Spot every line with the word "SEGUIMIENTO" and return it.
**** Input rows ****
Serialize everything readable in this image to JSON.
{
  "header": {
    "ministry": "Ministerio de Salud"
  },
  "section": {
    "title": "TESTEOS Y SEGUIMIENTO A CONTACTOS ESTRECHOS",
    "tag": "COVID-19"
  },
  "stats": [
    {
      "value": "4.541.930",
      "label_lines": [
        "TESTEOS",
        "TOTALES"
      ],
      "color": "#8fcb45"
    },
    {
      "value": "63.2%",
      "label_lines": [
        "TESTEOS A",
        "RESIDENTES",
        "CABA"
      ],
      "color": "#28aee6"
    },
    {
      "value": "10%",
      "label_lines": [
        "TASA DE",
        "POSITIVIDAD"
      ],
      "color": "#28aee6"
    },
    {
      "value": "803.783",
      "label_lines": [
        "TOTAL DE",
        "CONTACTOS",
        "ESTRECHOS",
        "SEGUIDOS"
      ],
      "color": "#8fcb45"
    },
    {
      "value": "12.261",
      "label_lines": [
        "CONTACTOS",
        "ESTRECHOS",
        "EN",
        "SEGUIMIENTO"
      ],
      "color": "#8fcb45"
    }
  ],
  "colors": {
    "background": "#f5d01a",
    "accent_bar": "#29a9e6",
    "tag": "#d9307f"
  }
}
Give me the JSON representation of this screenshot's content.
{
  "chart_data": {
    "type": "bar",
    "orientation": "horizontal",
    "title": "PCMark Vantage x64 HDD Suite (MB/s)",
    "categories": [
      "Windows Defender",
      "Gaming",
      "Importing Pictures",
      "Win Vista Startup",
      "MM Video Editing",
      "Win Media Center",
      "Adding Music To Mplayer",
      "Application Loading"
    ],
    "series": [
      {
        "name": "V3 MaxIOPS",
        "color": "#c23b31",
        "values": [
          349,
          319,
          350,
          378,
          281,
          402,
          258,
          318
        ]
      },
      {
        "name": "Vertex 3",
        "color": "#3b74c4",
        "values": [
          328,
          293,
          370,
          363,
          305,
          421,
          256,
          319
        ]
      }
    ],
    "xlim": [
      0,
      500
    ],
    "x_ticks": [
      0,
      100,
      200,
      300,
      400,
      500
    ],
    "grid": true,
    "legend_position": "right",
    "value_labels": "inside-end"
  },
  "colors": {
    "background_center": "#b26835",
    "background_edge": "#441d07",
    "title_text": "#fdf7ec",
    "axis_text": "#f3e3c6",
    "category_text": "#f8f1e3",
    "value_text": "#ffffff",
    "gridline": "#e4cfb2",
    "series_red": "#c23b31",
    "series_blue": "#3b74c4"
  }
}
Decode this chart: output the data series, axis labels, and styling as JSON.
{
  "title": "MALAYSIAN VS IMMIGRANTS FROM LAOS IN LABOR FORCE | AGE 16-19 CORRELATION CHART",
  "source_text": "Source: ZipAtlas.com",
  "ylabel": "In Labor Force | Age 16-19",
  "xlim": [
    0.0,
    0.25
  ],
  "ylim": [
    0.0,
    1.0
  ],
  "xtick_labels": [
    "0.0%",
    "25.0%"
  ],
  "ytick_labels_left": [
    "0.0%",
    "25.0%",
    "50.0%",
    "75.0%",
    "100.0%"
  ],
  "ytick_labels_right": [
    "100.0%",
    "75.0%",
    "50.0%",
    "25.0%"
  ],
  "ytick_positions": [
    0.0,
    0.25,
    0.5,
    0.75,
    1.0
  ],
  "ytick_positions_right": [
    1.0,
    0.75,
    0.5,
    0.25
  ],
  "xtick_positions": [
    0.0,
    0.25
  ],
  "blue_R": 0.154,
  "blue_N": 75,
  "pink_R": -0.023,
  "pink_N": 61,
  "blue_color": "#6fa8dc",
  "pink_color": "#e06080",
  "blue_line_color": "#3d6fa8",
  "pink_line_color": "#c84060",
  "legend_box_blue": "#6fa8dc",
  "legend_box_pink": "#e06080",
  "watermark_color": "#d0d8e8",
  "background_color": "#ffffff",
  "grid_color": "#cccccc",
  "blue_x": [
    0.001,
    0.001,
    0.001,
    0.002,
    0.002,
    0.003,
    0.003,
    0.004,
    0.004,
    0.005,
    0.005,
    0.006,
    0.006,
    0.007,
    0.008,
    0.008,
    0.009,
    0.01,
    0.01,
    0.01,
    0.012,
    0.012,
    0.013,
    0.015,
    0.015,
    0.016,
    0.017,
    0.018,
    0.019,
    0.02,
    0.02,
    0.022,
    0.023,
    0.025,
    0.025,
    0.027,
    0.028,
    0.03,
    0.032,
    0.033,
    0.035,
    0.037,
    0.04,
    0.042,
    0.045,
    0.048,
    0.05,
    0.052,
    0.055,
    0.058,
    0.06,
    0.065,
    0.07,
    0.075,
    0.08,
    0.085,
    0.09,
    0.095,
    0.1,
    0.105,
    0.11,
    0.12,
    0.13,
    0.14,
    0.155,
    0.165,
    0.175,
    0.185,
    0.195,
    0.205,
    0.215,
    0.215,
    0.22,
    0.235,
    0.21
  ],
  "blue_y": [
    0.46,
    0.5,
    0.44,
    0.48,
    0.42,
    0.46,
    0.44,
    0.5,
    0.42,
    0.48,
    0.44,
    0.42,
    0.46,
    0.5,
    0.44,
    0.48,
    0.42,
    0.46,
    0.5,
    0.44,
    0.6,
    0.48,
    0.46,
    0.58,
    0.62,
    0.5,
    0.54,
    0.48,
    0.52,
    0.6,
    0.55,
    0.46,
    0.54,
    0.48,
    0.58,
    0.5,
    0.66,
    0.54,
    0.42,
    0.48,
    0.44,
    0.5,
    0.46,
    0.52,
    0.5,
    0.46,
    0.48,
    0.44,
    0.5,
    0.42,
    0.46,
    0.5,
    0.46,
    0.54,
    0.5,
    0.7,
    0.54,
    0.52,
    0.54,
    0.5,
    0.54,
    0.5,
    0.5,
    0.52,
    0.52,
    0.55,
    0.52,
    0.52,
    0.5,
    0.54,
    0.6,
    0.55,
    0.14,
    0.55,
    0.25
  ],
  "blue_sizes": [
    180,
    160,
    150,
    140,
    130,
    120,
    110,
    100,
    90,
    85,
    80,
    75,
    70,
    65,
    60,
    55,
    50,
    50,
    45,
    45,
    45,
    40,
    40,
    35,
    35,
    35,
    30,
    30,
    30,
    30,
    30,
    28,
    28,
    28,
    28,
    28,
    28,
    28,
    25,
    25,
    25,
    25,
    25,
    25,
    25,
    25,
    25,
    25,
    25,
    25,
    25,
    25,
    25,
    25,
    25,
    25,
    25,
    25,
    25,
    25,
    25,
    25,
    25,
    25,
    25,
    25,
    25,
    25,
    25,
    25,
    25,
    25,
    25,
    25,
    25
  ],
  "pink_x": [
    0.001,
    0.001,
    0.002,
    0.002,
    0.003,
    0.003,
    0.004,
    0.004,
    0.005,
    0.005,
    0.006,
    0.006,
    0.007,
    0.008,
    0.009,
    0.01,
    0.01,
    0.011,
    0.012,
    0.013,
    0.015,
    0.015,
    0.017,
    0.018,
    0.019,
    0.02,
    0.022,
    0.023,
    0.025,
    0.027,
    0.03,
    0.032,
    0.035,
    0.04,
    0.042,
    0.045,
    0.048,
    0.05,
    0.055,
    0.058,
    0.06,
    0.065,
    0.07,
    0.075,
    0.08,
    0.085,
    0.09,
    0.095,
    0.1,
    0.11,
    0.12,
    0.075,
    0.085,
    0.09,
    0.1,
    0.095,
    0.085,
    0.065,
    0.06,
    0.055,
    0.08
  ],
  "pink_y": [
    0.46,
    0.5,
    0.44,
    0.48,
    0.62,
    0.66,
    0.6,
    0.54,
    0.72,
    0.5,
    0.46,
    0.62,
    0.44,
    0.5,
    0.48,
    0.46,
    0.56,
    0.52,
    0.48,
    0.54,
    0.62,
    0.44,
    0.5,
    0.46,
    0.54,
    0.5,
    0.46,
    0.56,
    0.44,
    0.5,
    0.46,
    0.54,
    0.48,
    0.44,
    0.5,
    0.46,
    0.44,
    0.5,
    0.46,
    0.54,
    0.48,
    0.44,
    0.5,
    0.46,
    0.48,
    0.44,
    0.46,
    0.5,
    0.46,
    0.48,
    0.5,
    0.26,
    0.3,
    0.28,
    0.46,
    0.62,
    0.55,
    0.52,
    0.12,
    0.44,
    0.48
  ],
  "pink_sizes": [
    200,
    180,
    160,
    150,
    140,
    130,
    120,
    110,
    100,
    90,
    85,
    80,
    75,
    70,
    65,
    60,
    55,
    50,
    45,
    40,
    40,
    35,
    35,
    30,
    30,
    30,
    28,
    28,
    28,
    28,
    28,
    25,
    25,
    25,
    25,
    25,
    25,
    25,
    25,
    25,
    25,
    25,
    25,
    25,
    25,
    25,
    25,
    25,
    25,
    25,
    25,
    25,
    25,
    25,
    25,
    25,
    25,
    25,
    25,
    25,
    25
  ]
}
****
▶ [In response]
    "title": "TESTEOS Y SEGUIMIENTO A CONTACTOS ESTRECHOS",
        "SEGUIMIENTO"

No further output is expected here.